#### THE DATA

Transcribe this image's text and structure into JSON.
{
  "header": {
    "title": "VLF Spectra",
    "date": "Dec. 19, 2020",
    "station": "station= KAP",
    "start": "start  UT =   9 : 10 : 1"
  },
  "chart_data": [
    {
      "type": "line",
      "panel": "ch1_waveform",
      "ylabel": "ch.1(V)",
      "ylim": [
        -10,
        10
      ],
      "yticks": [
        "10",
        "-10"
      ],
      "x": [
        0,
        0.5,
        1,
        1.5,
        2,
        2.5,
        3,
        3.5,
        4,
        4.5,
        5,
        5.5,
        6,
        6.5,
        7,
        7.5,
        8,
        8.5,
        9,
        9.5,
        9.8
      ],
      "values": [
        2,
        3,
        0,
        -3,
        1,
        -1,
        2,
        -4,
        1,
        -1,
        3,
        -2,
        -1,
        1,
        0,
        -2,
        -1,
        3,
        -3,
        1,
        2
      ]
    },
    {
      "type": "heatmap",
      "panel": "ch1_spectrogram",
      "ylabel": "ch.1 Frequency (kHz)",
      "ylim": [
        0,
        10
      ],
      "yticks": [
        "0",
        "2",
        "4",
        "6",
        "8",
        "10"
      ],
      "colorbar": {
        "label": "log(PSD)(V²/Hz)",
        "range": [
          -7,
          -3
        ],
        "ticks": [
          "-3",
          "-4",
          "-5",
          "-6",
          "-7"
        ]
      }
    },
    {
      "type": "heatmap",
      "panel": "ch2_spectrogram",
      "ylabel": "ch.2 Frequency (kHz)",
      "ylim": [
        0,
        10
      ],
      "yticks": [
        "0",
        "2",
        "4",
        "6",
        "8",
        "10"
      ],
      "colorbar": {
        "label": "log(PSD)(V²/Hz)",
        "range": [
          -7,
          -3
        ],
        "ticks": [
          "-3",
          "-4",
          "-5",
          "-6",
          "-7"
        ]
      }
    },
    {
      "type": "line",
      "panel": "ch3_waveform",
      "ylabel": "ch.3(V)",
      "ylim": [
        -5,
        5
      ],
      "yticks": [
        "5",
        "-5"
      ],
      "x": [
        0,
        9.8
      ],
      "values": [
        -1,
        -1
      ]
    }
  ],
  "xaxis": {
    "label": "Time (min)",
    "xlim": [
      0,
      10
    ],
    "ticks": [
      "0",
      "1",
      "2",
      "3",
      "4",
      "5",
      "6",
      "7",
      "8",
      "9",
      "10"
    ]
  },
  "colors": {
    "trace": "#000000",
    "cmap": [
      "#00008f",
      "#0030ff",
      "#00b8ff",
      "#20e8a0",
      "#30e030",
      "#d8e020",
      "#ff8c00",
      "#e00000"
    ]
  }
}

########

# WRITTEN TASK
Reproduce the data in its entirety, matching each character.

# CORRECT ANSWER
Transcribe this image's text and structure into JSON.
{
  "header": {
    "title": "VLF Spectra",
    "date": "Dec. 19, 2020",
    "station": "station= KAP",
    "start": "start  UT =   9 : 10 : 1"
  },
  "chart_data": [
    {
      "type": "line",
      "panel": "ch1_waveform",
      "ylabel": "ch.1(V)",
      "ylim": [
        -10,
        10
      ],
      "yticks": [
        "10",
        "-10"
      ],
      "x": [
        0,
        0.5,
        1,
        1.5,
        2,
        2.5,
        3,
        3.5,
        4,
        4.5,
        5,
        5.5,
        6,
        6.5,
        7,
        7.5,
        8,
        8.5,
        9,
        9.5,
        9.8
      ],
      "values": [
        2,
        3,
        0,
        -3,
        1,
        -1,
        2,
        -4,
        1,
        -1,
        3,
        -2,
        -1,
        1,
        0,
        -2,
        -1,
        3,
        -3,
        1,
        2
      ]
    },
    {
      "type": "heatmap",
      "panel": "ch1_spectrogram",
      "ylabel": "ch.1 Frequency (kHz)",
      "ylim": [
        0,
        10
      ],
      "yticks": [
        "0",
        "2",
        "4",
        "6",
        "8",
        "10"
      ],
      "colorbar": {
        "label": "log(PSD)(V²/Hz)",
        "range": [
          -7,
          -3
        ],
        "ticks": [
          "-3",
          "-4",
          "-5",
          "-6",
          "-7"
        ]
      }
    },
    {
      "type": "heatmap",
      "panel": "ch2_spectrogram",
      "ylabel": "ch.2 Frequency (kHz)",
      "ylim": [
        0,
        10
      ],
      "yticks": [
        "0",
        "2",
        "4",
        "6",
        "8",
        "10"
      ],
      "colorbar": {
        "label": "log(PSD)(V²/Hz)",
        "range": [
          -7,
          -3
        ],
        "ticks": [
          "-3",
          "-4",
          "-5",
          "-6",
          "-7"
        ]
      }
    },
    {
      "type": "line",
      "panel": "ch3_waveform",
      "ylabel": "ch.3(V)",
      "ylim": [
        -5,
        5
      ],
      "yticks": [
        "5",
        "-5"
      ],
      "x": [
        0,
        9.8
      ],
      "values": [
        -1,
        -1
      ]
    }
  ],
  "xaxis": {
    "label": "Time (min)",
    "xlim": [
      0,
      10
    ],
    "ticks": [
      "0",
      "1",
      "2",
      "3",
      "4",
      "5",
      "6",
      "7",
      "8",
      "9",
      "10"
    ]
  },
  "colors": {
    "trace": "#000000",
    "cmap": [
      "#00008f",
      "#0030ff",
      "#00b8ff",
      "#20e8a0",
      "#30e030",
      "#d8e020",
      "#ff8c00",
      "#e00000"
    ]
  }
}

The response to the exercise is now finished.